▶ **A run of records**
------
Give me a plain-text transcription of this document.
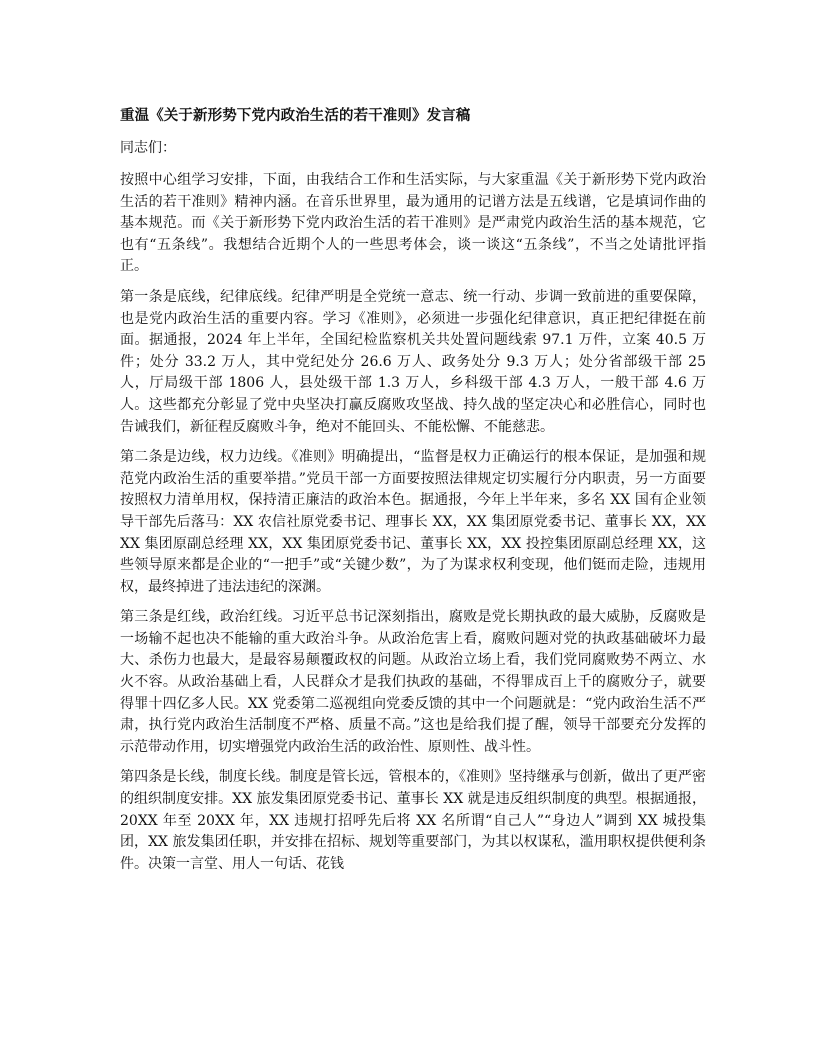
重温《关于新形势下党内政治生活的若干准则》发言稿
同志们：

按照中心组学习安排，下面，由我结合工作和生活实际，与大家重温《关于新形势下党内政治生活的若干准则》精神内涵。在音乐世界里，最为通用的记谱方法是五线谱，它是填词作曲的基本规范。而《关于新形势下党内政治生活的若干准则》是严肃党内政治生活的基本规范，它也有“五条线”。我想结合近期个人的一些思考体会，谈一谈这“五条线”，不当之处请批评指正。

第一条是底线，纪律底线。纪律严明是全党统一意志、统一行动、步调一致前进的重要保障，也是党内政治生活的重要内容。学习《准则》，必须进一步强化纪律意识，真正把纪律挺在前面。据通报，2024 年上半年，全国纪检监察机关共处置问题线索 97.1 万件，立案 40.5 万件；处分 33.2 万人，其中党纪处分 26.6 万人、政务处分 9.3 万人；处分省部级干部 25 人，厅局级干部 1806 人，县处级干部 1.3 万人，乡科级干部 4.3 万人，一般干部 4.6 万人。这些都充分彰显了党中央坚决打赢反腐败攻坚战、持久战的坚定决心和必胜信心，同时也告诫我们，新征程反腐败斗争，绝对不能回头、不能松懈、不能慈悲。

第二条是边线，权力边线。《准则》明确提出，“监督是权力正确运行的根本保证，是加强和规范党内政治生活的重要举措。”党员干部一方面要按照法律规定切实履行分内职责，另一方面要按照权力清单用权，保持清正廉洁的政治本色。据通报，今年上半年来，多名 XX 国有企业领导干部先后落马：XX 农信社原党委书记、理事长 XX，XX 集团原党委书记、董事长 XX，XXXX 集团原副总经理 XX，XX 集团原党委书记、董事长 XX，XX 投控集团原副总经理 XX，这些领导原来都是企业的“一把手”或“关键少数”，为了为谋求权利变现，他们铤而走险，违规用权，最终掉进了违法违纪的深渊。

第三条是红线，政治红线。习近平总书记深刻指出，腐败是党长期执政的最大威胁，反腐败是一场输不起也决不能输的重大政治斗争。从政治危害上看，腐败问题对党的执政基础破坏力最大、杀伤力也最大，是最容易颠覆政权的问题。从政治立场上看，我们党同腐败势不两立、水火不容。从政治基础上看，人民群众才是我们执政的基础，不得罪成百上千的腐败分子，就要得罪十四亿多人民。XX 党委第二巡视组向党委反馈的其中一个问题就是：“党内政治生活不严肃，执行党内政治生活制度不严格、质量不高。”这也是给我们提了醒，领导干部要充分发挥的示范带动作用，切实增强党内政治生活的政治性、原则性、战斗性。

第四条是长线，制度长线。制度是管长远，管根本的，《准则》坚持继承与创新，做出了更严密的组织制度安排。XX 旅发集团原党委书记、董事长 XX 就是违反组织制度的典型。根据通报，20XX 年至 20XX 年，XX 违规打招呼先后将 XX 名所谓“自己人”“身边人”调到 XX 城投集团，XX 旅发集团任职，并安排在招标、规划等重要部门，为其以权谋私，滥用职权提供便利条件。决策一言堂、用人一句话、花钱
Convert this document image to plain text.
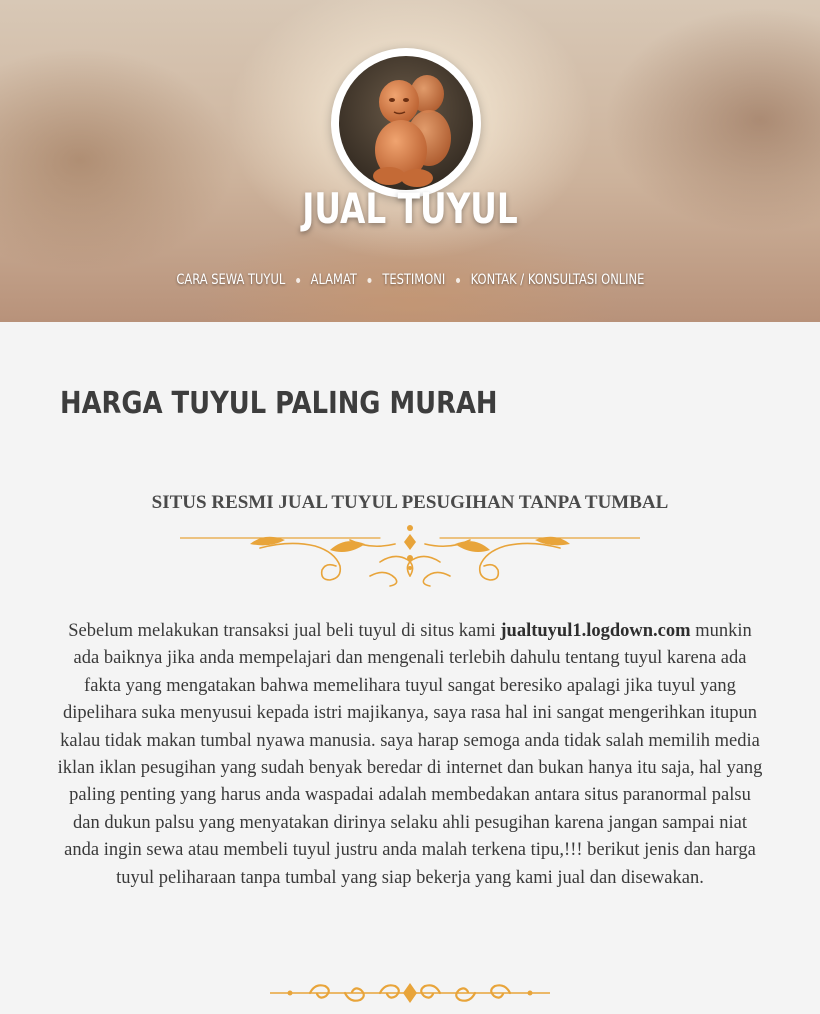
JUAL TUYUL
CARA SEWA TUYUL ALAMAT TESTIMONI KONTAK / KONSULTASI ONLINE
HARGA TUYUL PALING MURAH
SITUS RESMI JUAL TUYUL PESUGIHAN TANPA TUMBAL

Sebelum melakukan transaksi jual beli tuyul di situs kami jualtuyul1.logdown.com munkin ada baiknya jika anda mempelajari dan mengenali terlebih dahulu tentang tuyul karena ada fakta yang mengatakan bahwa memelihara tuyul sangat beresiko apalagi jika tuyul yang dipelihara suka menyusui kepada istri majikanya, saya rasa hal ini sangat mengerihkan itupun kalau tidak makan tumbal nyawa manusia. saya harap semoga anda tidak salah memilih media iklan iklan pesugihan yang sudah benyak beredar di internet dan bukan hanya itu saja, hal yang paling penting yang harus anda waspadai adalah membedakan antara situs paranormal palsu dan dukun palsu yang menyatakan dirinya selaku ahli pesugihan karena jangan sampai niat anda ingin sewa atau membeli tuyul justru anda malah terkena tipu,!!! berikut jenis dan harga tuyul peliharaan tanpa tumbal yang siap bekerja yang kami jual dan disewakan.
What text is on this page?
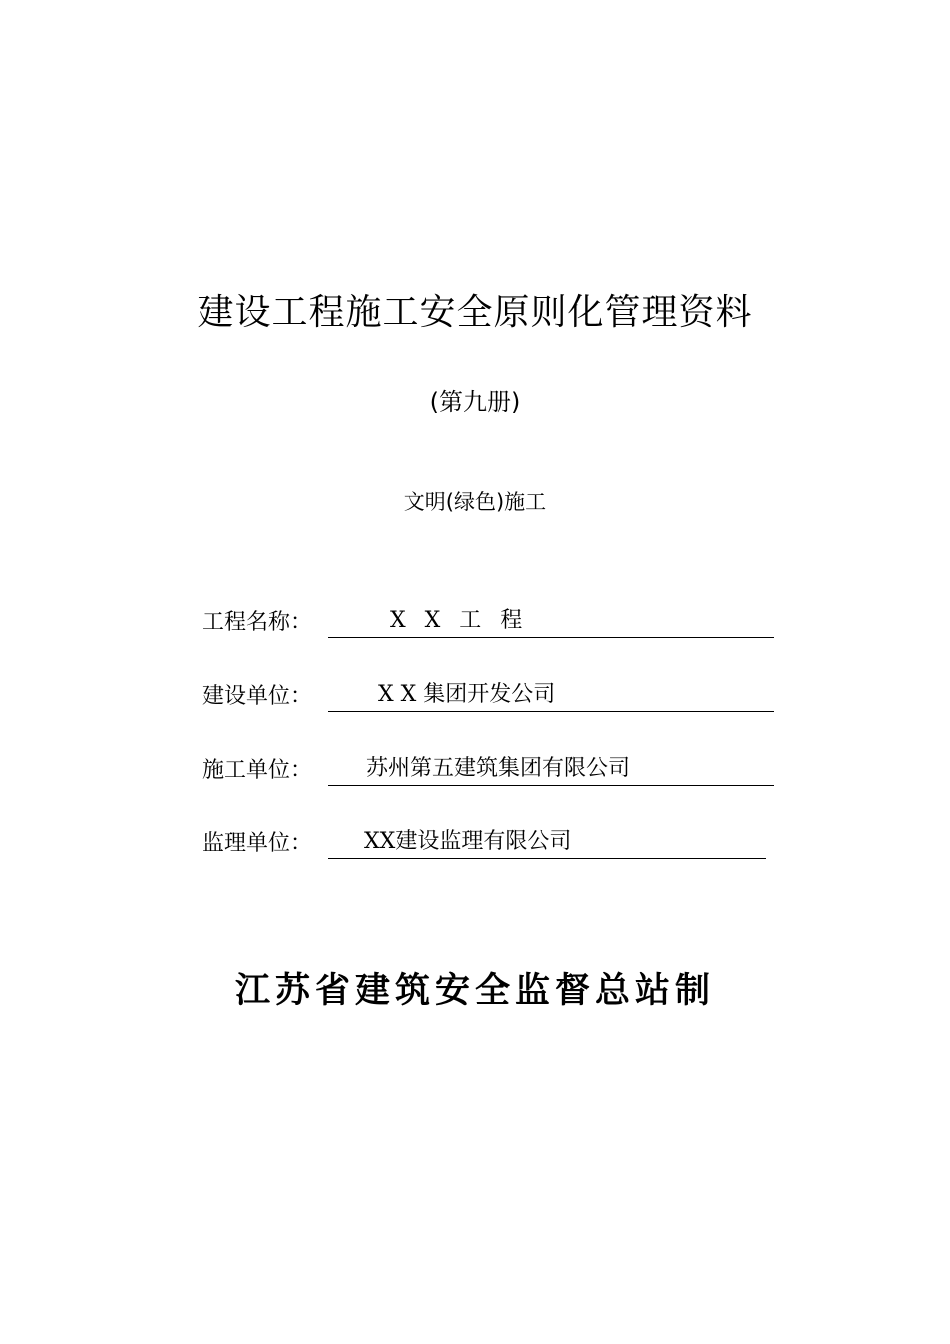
建设工程施工安全原则化管理资料
(第九册)
文明(绿色)施工
工程名称：	X X 工 程
建设单位：	X X 集团开发公司
施工单位：	苏州第五建筑集团有限公司
监理单位：	XX建设监理有限公司
江苏省建筑安全监督总站制
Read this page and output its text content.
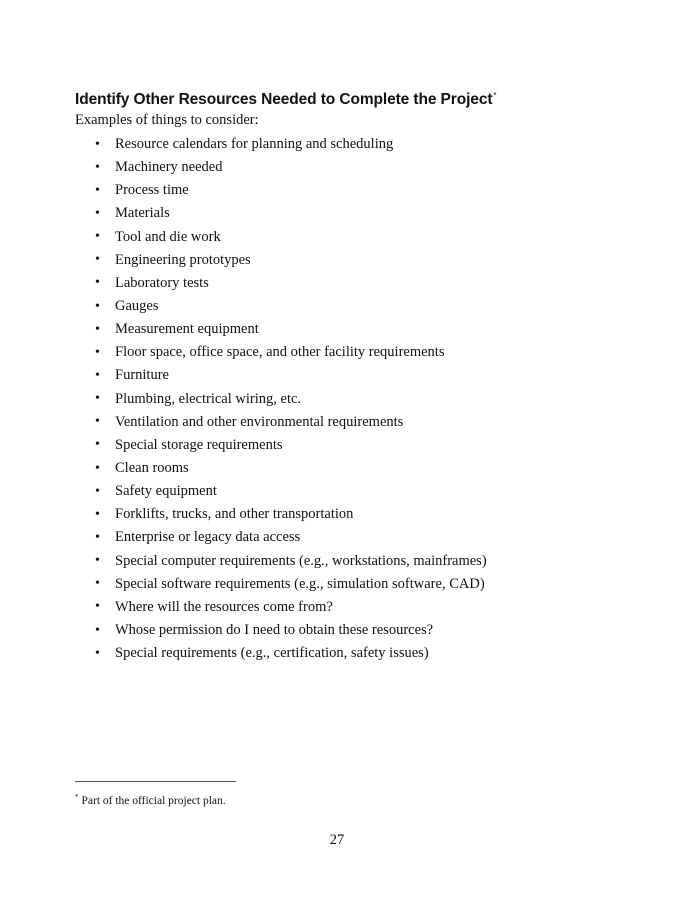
Identify Other Resources Needed to Complete the Project*

Examples of things to consider:

•	Resource calendars for planning and scheduling
•	Machinery needed
•	Process time
•	Materials
•	Tool and die work
•	Engineering prototypes
•	Laboratory tests
•	Gauges
•	Measurement equipment
•	Floor space, office space, and other facility requirements
•	Furniture
•	Plumbing, electrical wiring, etc.
•	Ventilation and other environmental requirements
•	Special storage requirements
•	Clean rooms
•	Safety equipment
•	Forklifts, trucks, and other transportation
•	Enterprise or legacy data access
•	Special computer requirements (e.g., workstations, mainframes)
•	Special software requirements (e.g., simulation software, CAD)
•	Where will the resources come from?
•	Whose permission do I need to obtain these resources?
•	Special requirements (e.g., certification, safety issues)

* Part of the official project plan.

27
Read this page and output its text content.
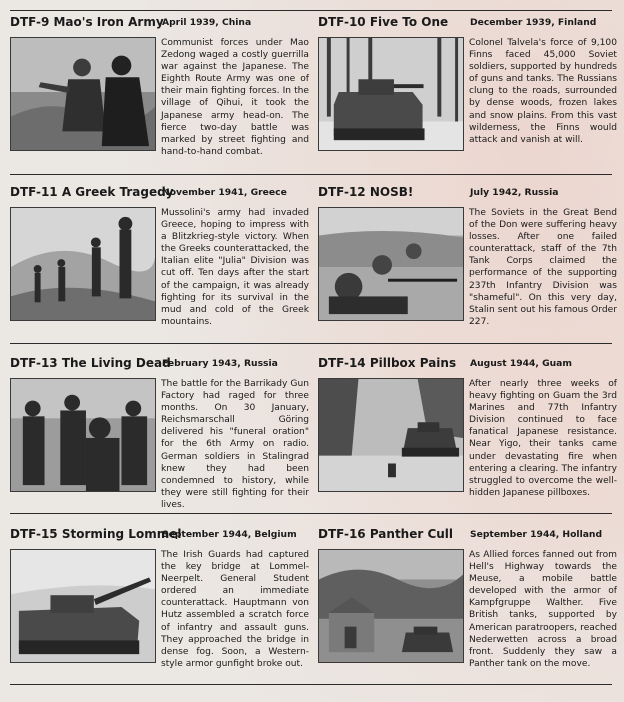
DTF-9 Mao's Iron Army
April 1939, China

Communist forces under Mao Zedong waged a costly guerrilla war against the Japanese. The Eighth Route Army was one of their main fighting forces. In the village of Qihui, it took the Japanese army head-on. The fierce two-day battle was marked by street fighting and hand-to-hand combat.

DTF-10 Five To One December 1939, Finland

Colonel Talvela's force of 9,100 Finns faced 45,000 Soviet soldiers, supported by hundreds of guns and tanks. The Russians clung to the roads, surrounded by dense woods, frozen lakes and snow plains. From this vast wilderness, the Finns would attack and vanish at will.

DTF-11 A Greek Tragedy
November 1941, Greece

Mussolini's army had invaded Greece, hoping to impress with a Blitzkrieg-style victory. When the Greeks counterattacked, the Italian elite "Julia" Division was cut off. Ten days after the start of the campaign, it was already fighting for its survival in the mud and cold of the Greek mountains.

DTF-12 NOSB!	July 1942, Russia

The Soviets in the Great Bend of the Don were suffering heavy losses. After one failed counterattack, staff of the 7th Tank Corps claimed the performance of the supporting 237th Infantry Division was "shameful". On this very day, Stalin sent out his famous Order 227.

DTF-13 The Living Dead
February 1943, Russia

The battle for the Barrikady Gun Factory had raged for three months. On 30 January, Reichsmarschall Göring delivered his "funeral oration" for the 6th Army on radio. German soldiers in Stalingrad knew they had been condemned to history, while they were still fighting for their lives.

DTF-14 Pillbox Pains August 1944, Guam

After nearly three weeks of heavy fighting on Guam the 3rd Marines and 77th Infantry Division continued to face fanatical Japanese resistance. Near Yigo, their tanks came under devastating fire when entering a clearing. The infantry struggled to overcome the well-hidden Japanese pillboxes.

DTF-15 Storming Lommel
September 1944, Belgium

The Irish Guards had captured the key bridge at Lommel-Neerpelt. General Student ordered an immediate counterattack. Hauptmann von Hutz assembled a scratch force of infantry and assault guns. They approached the bridge in dense fog. Soon, a Western-style armor gunfight broke out.

DTF-16 Panther Cull September 1944, Holland

As Allied forces fanned out from Hell's Highway towards the Meuse, a mobile battle developed with the armor of Kampfgruppe Walther. Five British tanks, supported by American paratroopers, reached Nederwetten across a broad front. Suddenly they saw a Panther tank on the move.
------
▶ **What the exercise asks**
Each entry should be repeated exactly as it appears; the pictures stay out.

▶ **The output**
Give me a plain-text transcription of this document.
重温《关于新形势下党内政治生活的若干准则》发言稿
同志们：

按照中心组学习安排，下面，由我结合工作和生活实际，与大家重温《关于新形势下党内政治生活的若干准则》精神内涵。在音乐世界里，最为通用的记谱方法是五线谱，它是填词作曲的基本规范。而《关于新形势下党内政治生活的若干准则》是严肃党内政治生活的基本规范，它也有“五条线”。我想结合近期个人的一些思考体会，谈一谈这“五条线”，不当之处请批评指正。

第一条是底线，纪律底线。纪律严明是全党统一意志、统一行动、步调一致前进的重要保障，也是党内政治生活的重要内容。学习《准则》，必须进一步强化纪律意识，真正把纪律挺在前面。据通报，2024 年上半年，全国纪检监察机关共处置问题线索 97.1 万件，立案 40.5 万件；处分 33.2 万人，其中党纪处分 26.6 万人、政务处分 9.3 万人；处分省部级干部 25 人，厅局级干部 1806 人，县处级干部 1.3 万人，乡科级干部 4.3 万人，一般干部 4.6 万人。这些都充分彰显了党中央坚决打赢反腐败攻坚战、持久战的坚定决心和必胜信心，同时也告诫我们，新征程反腐败斗争，绝对不能回头、不能松懈、不能慈悲。

第二条是边线，权力边线。《准则》明确提出，“监督是权力正确运行的根本保证，是加强和规范党内政治生活的重要举措。”党员干部一方面要按照法律规定切实履行分内职责，另一方面要按照权力清单用权，保持清正廉洁的政治本色。据通报，今年上半年来，多名 XX 国有企业领导干部先后落马：XX 农信社原党委书记、理事长 XX，XX 集团原党委书记、董事长 XX，XXXX 集团原副总经理 XX，XX 集团原党委书记、董事长 XX，XX 投控集团原副总经理 XX，这些领导原来都是企业的“一把手”或“关键少数”，为了为谋求权利变现，他们铤而走险，违规用权，最终掉进了违法违纪的深渊。

第三条是红线，政治红线。习近平总书记深刻指出，腐败是党长期执政的最大威胁，反腐败是一场输不起也决不能输的重大政治斗争。从政治危害上看，腐败问题对党的执政基础破坏力最大、杀伤力也最大，是最容易颠覆政权的问题。从政治立场上看，我们党同腐败势不两立、水火不容。从政治基础上看，人民群众才是我们执政的基础，不得罪成百上千的腐败分子，就要得罪十四亿多人民。XX 党委第二巡视组向党委反馈的其中一个问题就是：“党内政治生活不严肃，执行党内政治生活制度不严格、质量不高。”这也是给我们提了醒，领导干部要充分发挥的示范带动作用，切实增强党内政治生活的政治性、原则性、战斗性。

第四条是长线，制度长线。制度是管长远，管根本的，《准则》坚持继承与创新，做出了更严密的组织制度安排。XX 旅发集团原党委书记、董事长 XX 就是违反组织制度的典型。根据通报，20XX 年至 20XX 年，XX 违规打招呼先后将 XX 名所谓“自己人”“身边人”调到 XX 城投集团，XX 旅发集团任职，并安排在招标、规划等重要部门，为其以权谋私，滥用职权提供便利条件。决策一言堂、用人一句话、花钱
Convert this document image to plain text.
JUAL TUYUL
CARA SEWA TUYUL ALAMAT TESTIMONI KONTAK / KONSULTASI ONLINE
HARGA TUYUL PALING MURAH
SITUS RESMI JUAL TUYUL PESUGIHAN TANPA TUMBAL

Sebelum melakukan transaksi jual beli tuyul di situs kami jualtuyul1.logdown.com munkin ada baiknya jika anda mempelajari dan mengenali terlebih dahulu tentang tuyul karena ada fakta yang mengatakan bahwa memelihara tuyul sangat beresiko apalagi jika tuyul yang dipelihara suka menyusui kepada istri majikanya, saya rasa hal ini sangat mengerihkan itupun kalau tidak makan tumbal nyawa manusia. saya harap semoga anda tidak salah memilih media iklan iklan pesugihan yang sudah benyak beredar di internet dan bukan hanya itu saja, hal yang paling penting yang harus anda waspadai adalah membedakan antara situs paranormal palsu dan dukun palsu yang menyatakan dirinya selaku ahli pesugihan karena jangan sampai niat anda ingin sewa atau membeli tuyul justru anda malah terkena tipu,!!! berikut jenis dan harga tuyul peliharaan tanpa tumbal yang siap bekerja yang kami jual dan disewakan.
What text is on this page?
建设工程施工安全原则化管理资料
(第九册)
文明(绿色)施工
工程名称：	X X 工 程
建设单位：	X X 集团开发公司
施工单位：	苏州第五建筑集团有限公司
监理单位：	XX建设监理有限公司
江苏省建筑安全监督总站制
Read this page and output its text content.
Identify Other Resources Needed to Complete the Project*

Examples of things to consider:

•	Resource calendars for planning and scheduling
•	Machinery needed
•	Process time
•	Materials
•	Tool and die work
•	Engineering prototypes
•	Laboratory tests
•	Gauges
•	Measurement equipment
•	Floor space, office space, and other facility requirements
•	Furniture
•	Plumbing, electrical wiring, etc.
•	Ventilation and other environmental requirements
•	Special storage requirements
•	Clean rooms
•	Safety equipment
•	Forklifts, trucks, and other transportation
•	Enterprise or legacy data access
•	Special computer requirements (e.g., workstations, mainframes)
•	Special software requirements (e.g., simulation software, CAD)
•	Where will the resources come from?
•	Whose permission do I need to obtain these resources?
•	Special requirements (e.g., certification, safety issues)

* Part of the official project plan.

27
Read this page and output its text content.
DTF-9 Mao's Iron Army
April 1939, China

Communist forces under Mao Zedong waged a costly guerrilla war against the Japanese. The Eighth Route Army was one of their main fighting forces. In the village of Qihui, it took the Japanese army head-on. The fierce two-day battle was marked by street fighting and hand-to-hand combat.

DTF-10 Five To One December 1939, Finland

Colonel Talvela's force of 9,100 Finns faced 45,000 Soviet soldiers, supported by hundreds of guns and tanks. The Russians clung to the roads, surrounded by dense woods, frozen lakes and snow plains. From this vast wilderness, the Finns would attack and vanish at will.

DTF-11 A Greek Tragedy
November 1941, Greece

Mussolini's army had invaded Greece, hoping to impress with a Blitzkrieg-style victory. When the Greeks counterattacked, the Italian elite "Julia" Division was cut off. Ten days after the start of the campaign, it was already fighting for its survival in the mud and cold of the Greek mountains.

DTF-12 NOSB!	July 1942, Russia

The Soviets in the Great Bend of the Don were suffering heavy losses. After one failed counterattack, staff of the 7th Tank Corps claimed the performance of the supporting 237th Infantry Division was "shameful". On this very day, Stalin sent out his famous Order 227.

DTF-13 The Living Dead
February 1943, Russia

The battle for the Barrikady Gun Factory had raged for three months. On 30 January, Reichsmarschall Göring delivered his "funeral oration" for the 6th Army on radio. German soldiers in Stalingrad knew they had been condemned to history, while they were still fighting for their lives.

DTF-14 Pillbox Pains August 1944, Guam

After nearly three weeks of heavy fighting on Guam the 3rd Marines and 77th Infantry Division continued to face fanatical Japanese resistance. Near Yigo, their tanks came under devastating fire when entering a clearing. The infantry struggled to overcome the well-hidden Japanese pillboxes.

DTF-15 Storming Lommel
September 1944, Belgium

The Irish Guards had captured the key bridge at Lommel-Neerpelt. General Student ordered an immediate counterattack. Hauptmann von Hutz assembled a scratch force of infantry and assault guns. They approached the bridge in dense fog. Soon, a Western-style armor gunfight broke out.

DTF-16 Panther Cull September 1944, Holland

As Allied forces fanned out from Hell's Highway towards the Meuse, a mobile battle developed with the armor of Kampfgruppe Walther. Five British tanks, supported by American paratroopers, reached Nederwetten across a broad front. Suddenly they saw a Panther tank on the move.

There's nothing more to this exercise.